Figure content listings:
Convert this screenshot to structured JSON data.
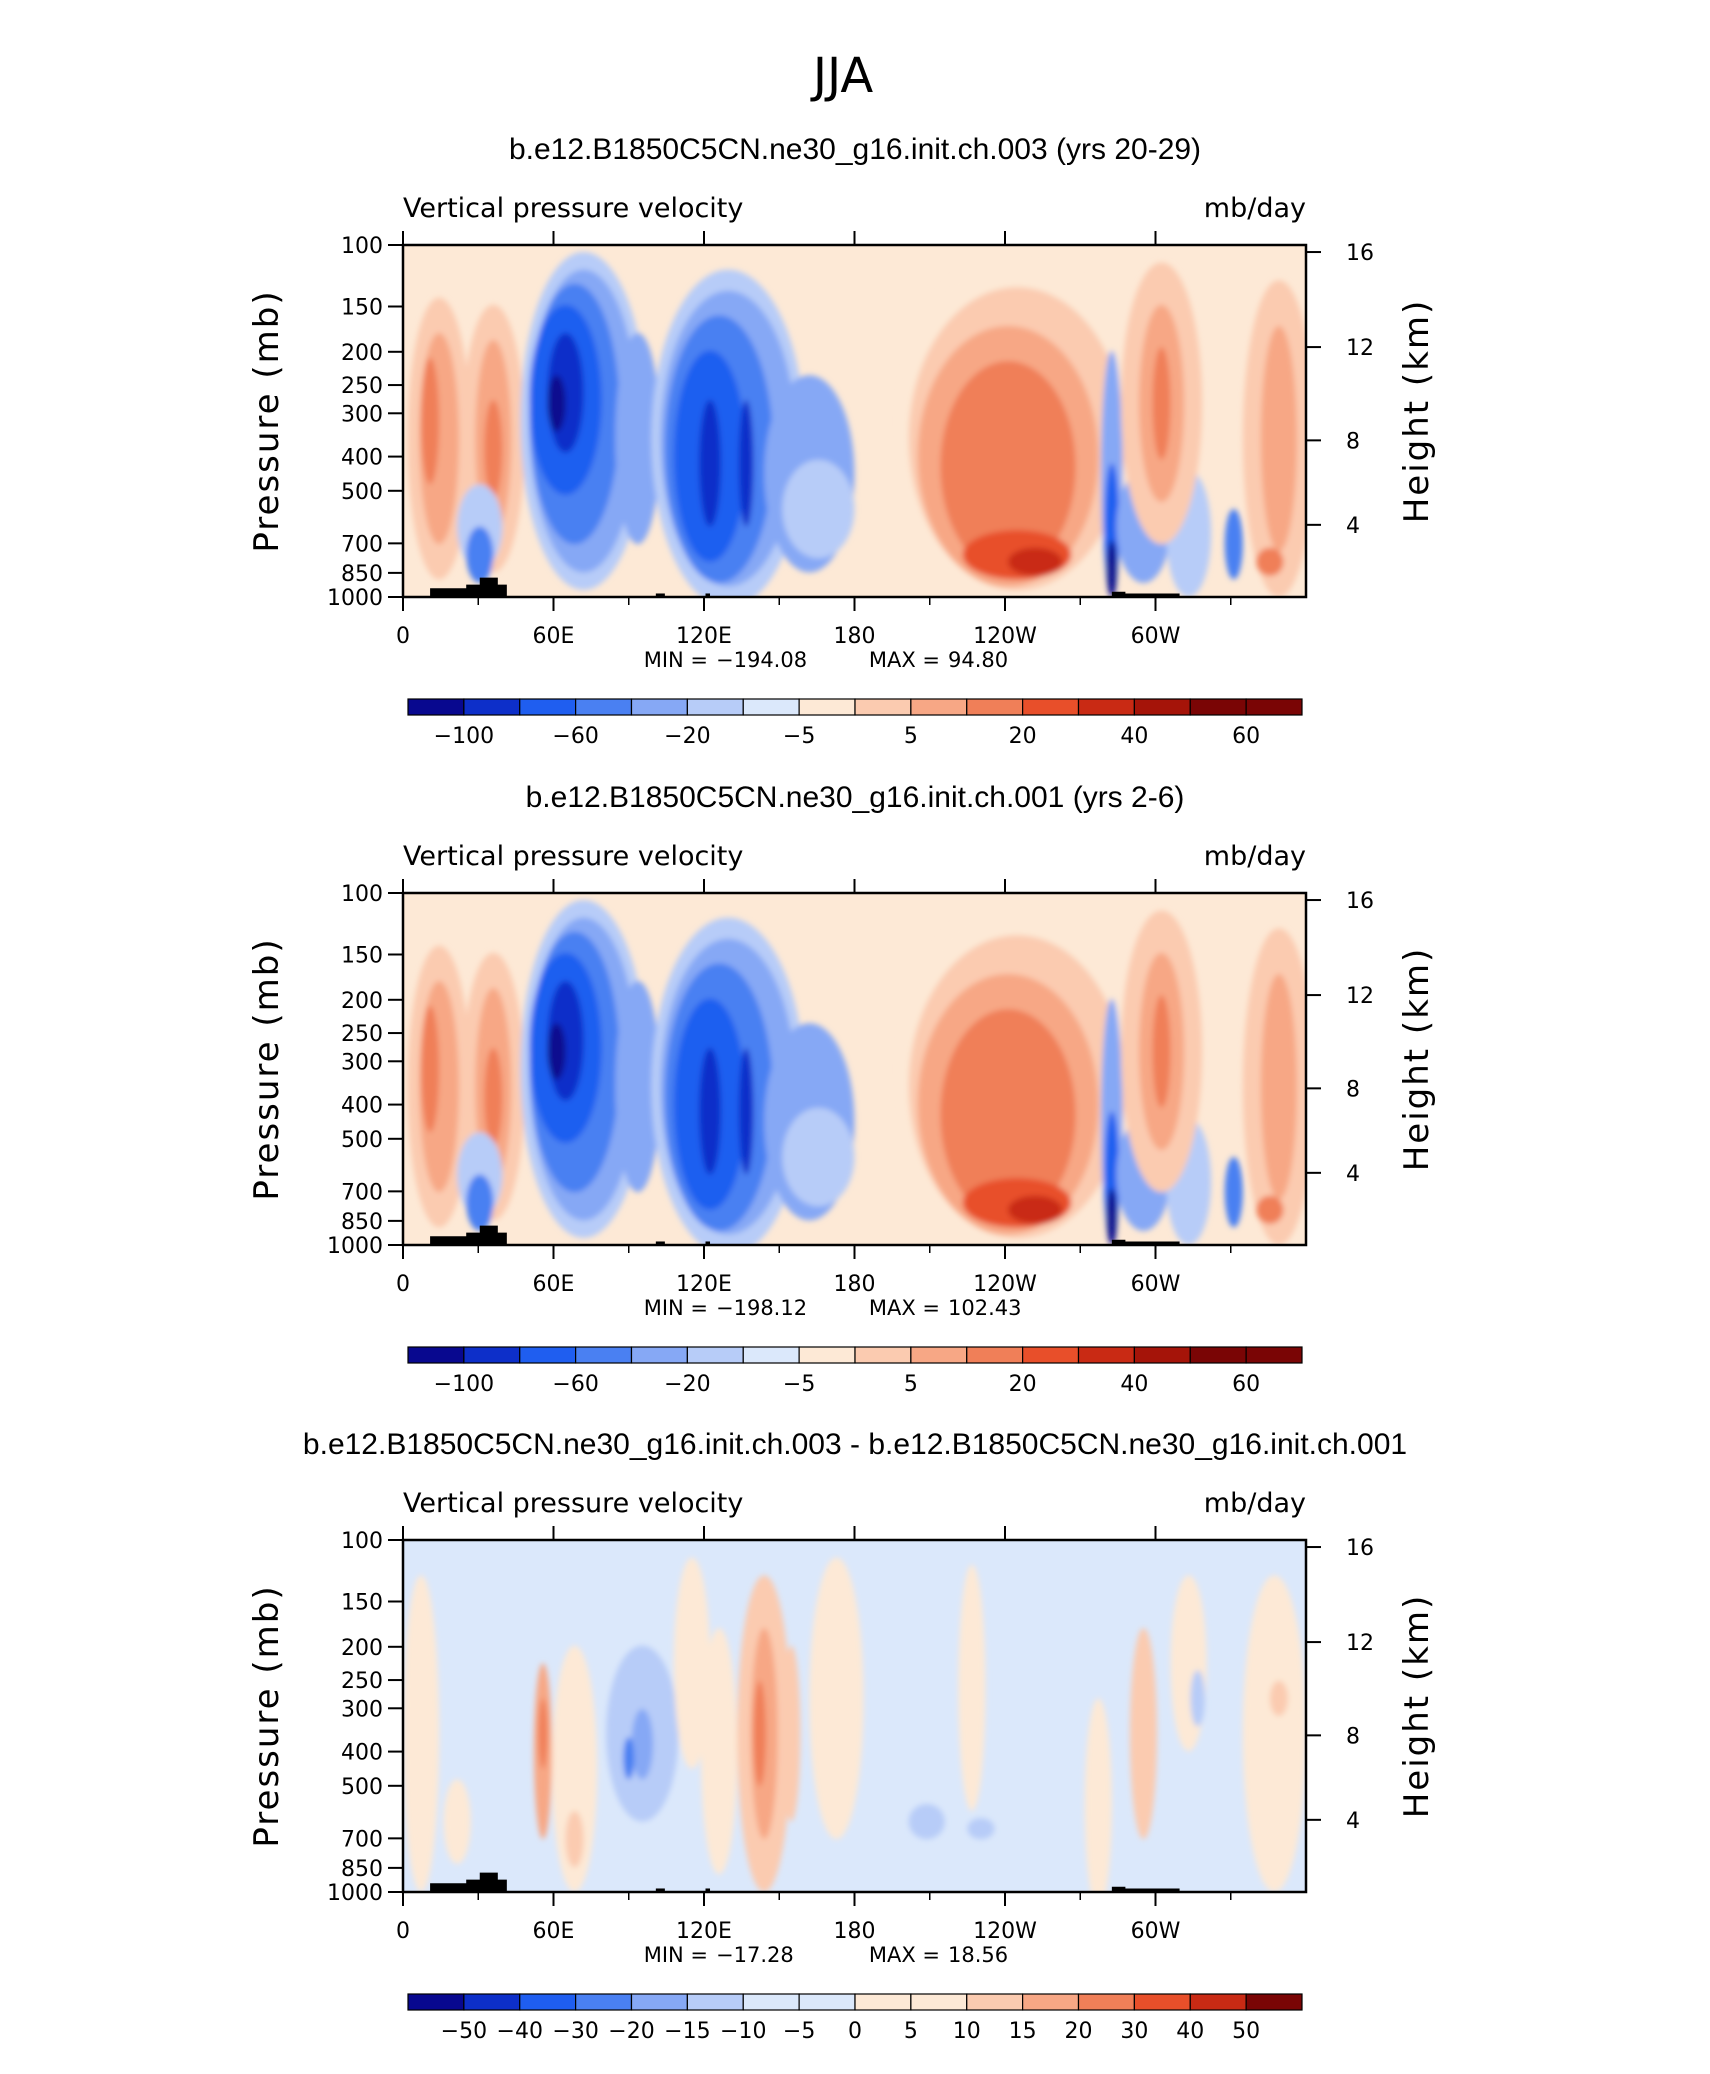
{
  "title": "JJA",
  "colors": {
    "scale11": [
      "#08088f",
      "#0d2fc9",
      "#1f5ef0",
      "#4a80f2",
      "#86a8f5",
      "#b7ccf8",
      "#dbe8fb",
      "#fde9d6",
      "#fbcbb0",
      "#f7a785",
      "#f07f58",
      "#e84f2a",
      "#c92a14",
      "#a51409",
      "#7a0505"
    ]
  },
  "chart_data": [
    {
      "type": "heatmap",
      "title": "b.e12.B1850C5CN.ne30_g16.init.ch.003 (yrs 20-29)",
      "left_label": "Vertical pressure velocity",
      "right_label": "mb/day",
      "ylabel": "Pressure (mb)",
      "ylabel_right": "Height (km)",
      "y_ticks": [
        "100",
        "150",
        "200",
        "250",
        "300",
        "400",
        "500",
        "700",
        "850",
        "1000"
      ],
      "y_ticks_right": [
        "16",
        "12",
        "8",
        "4"
      ],
      "x_ticks": [
        "0",
        "60E",
        "120E",
        "180",
        "120W",
        "60W"
      ],
      "stats": {
        "min": "−194.08",
        "max": "94.80"
      },
      "colorbar": {
        "labels": [
          "−100",
          "−60",
          "−20",
          "−5",
          "5",
          "20",
          "40",
          "60"
        ]
      },
      "mode": "full"
    },
    {
      "type": "heatmap",
      "title": "b.e12.B1850C5CN.ne30_g16.init.ch.001 (yrs 2-6)",
      "left_label": "Vertical pressure velocity",
      "right_label": "mb/day",
      "ylabel": "Pressure (mb)",
      "ylabel_right": "Height (km)",
      "y_ticks": [
        "100",
        "150",
        "200",
        "250",
        "300",
        "400",
        "500",
        "700",
        "850",
        "1000"
      ],
      "y_ticks_right": [
        "16",
        "12",
        "8",
        "4"
      ],
      "x_ticks": [
        "0",
        "60E",
        "120E",
        "180",
        "120W",
        "60W"
      ],
      "stats": {
        "min": "−198.12",
        "max": "102.43"
      },
      "colorbar": {
        "labels": [
          "−100",
          "−60",
          "−20",
          "−5",
          "5",
          "20",
          "40",
          "60"
        ]
      },
      "mode": "full"
    },
    {
      "type": "heatmap",
      "title": "b.e12.B1850C5CN.ne30_g16.init.ch.003 - b.e12.B1850C5CN.ne30_g16.init.ch.001",
      "left_label": "Vertical pressure velocity",
      "right_label": "mb/day",
      "ylabel": "Pressure (mb)",
      "ylabel_right": "Height (km)",
      "y_ticks": [
        "100",
        "150",
        "200",
        "250",
        "300",
        "400",
        "500",
        "700",
        "850",
        "1000"
      ],
      "y_ticks_right": [
        "16",
        "12",
        "8",
        "4"
      ],
      "x_ticks": [
        "0",
        "60E",
        "120E",
        "180",
        "120W",
        "60W"
      ],
      "stats": {
        "min": "−17.28",
        "max": "18.56"
      },
      "colorbar": {
        "labels": [
          "−50",
          "−40",
          "−30",
          "−20",
          "−15",
          "−10",
          "−5",
          "0",
          "5",
          "10",
          "15",
          "20",
          "30",
          "40",
          "50"
        ]
      },
      "mode": "diff"
    }
  ]
}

* _Task prompt_
Transcribe the listing in full and omit the pictures.

* _The reply_
Convert this screenshot to structured JSON data.
{
  "title": "JJA",
  "colors": {
    "scale11": [
      "#08088f",
      "#0d2fc9",
      "#1f5ef0",
      "#4a80f2",
      "#86a8f5",
      "#b7ccf8",
      "#dbe8fb",
      "#fde9d6",
      "#fbcbb0",
      "#f7a785",
      "#f07f58",
      "#e84f2a",
      "#c92a14",
      "#a51409",
      "#7a0505"
    ]
  },
  "chart_data": [
    {
      "type": "heatmap",
      "title": "b.e12.B1850C5CN.ne30_g16.init.ch.003 (yrs 20-29)",
      "left_label": "Vertical pressure velocity",
      "right_label": "mb/day",
      "ylabel": "Pressure (mb)",
      "ylabel_right": "Height (km)",
      "y_ticks": [
        "100",
        "150",
        "200",
        "250",
        "300",
        "400",
        "500",
        "700",
        "850",
        "1000"
      ],
      "y_ticks_right": [
        "16",
        "12",
        "8",
        "4"
      ],
      "x_ticks": [
        "0",
        "60E",
        "120E",
        "180",
        "120W",
        "60W"
      ],
      "stats": {
        "min": "−194.08",
        "max": "94.80"
      },
      "colorbar": {
        "labels": [
          "−100",
          "−60",
          "−20",
          "−5",
          "5",
          "20",
          "40",
          "60"
        ]
      },
      "mode": "full"
    },
    {
      "type": "heatmap",
      "title": "b.e12.B1850C5CN.ne30_g16.init.ch.001 (yrs 2-6)",
      "left_label": "Vertical pressure velocity",
      "right_label": "mb/day",
      "ylabel": "Pressure (mb)",
      "ylabel_right": "Height (km)",
      "y_ticks": [
        "100",
        "150",
        "200",
        "250",
        "300",
        "400",
        "500",
        "700",
        "850",
        "1000"
      ],
      "y_ticks_right": [
        "16",
        "12",
        "8",
        "4"
      ],
      "x_ticks": [
        "0",
        "60E",
        "120E",
        "180",
        "120W",
        "60W"
      ],
      "stats": {
        "min": "−198.12",
        "max": "102.43"
      },
      "colorbar": {
        "labels": [
          "−100",
          "−60",
          "−20",
          "−5",
          "5",
          "20",
          "40",
          "60"
        ]
      },
      "mode": "full"
    },
    {
      "type": "heatmap",
      "title": "b.e12.B1850C5CN.ne30_g16.init.ch.003 - b.e12.B1850C5CN.ne30_g16.init.ch.001",
      "left_label": "Vertical pressure velocity",
      "right_label": "mb/day",
      "ylabel": "Pressure (mb)",
      "ylabel_right": "Height (km)",
      "y_ticks": [
        "100",
        "150",
        "200",
        "250",
        "300",
        "400",
        "500",
        "700",
        "850",
        "1000"
      ],
      "y_ticks_right": [
        "16",
        "12",
        "8",
        "4"
      ],
      "x_ticks": [
        "0",
        "60E",
        "120E",
        "180",
        "120W",
        "60W"
      ],
      "stats": {
        "min": "−17.28",
        "max": "18.56"
      },
      "colorbar": {
        "labels": [
          "−50",
          "−40",
          "−30",
          "−20",
          "−15",
          "−10",
          "−5",
          "0",
          "5",
          "10",
          "15",
          "20",
          "30",
          "40",
          "50"
        ]
      },
      "mode": "diff"
    }
  ]
}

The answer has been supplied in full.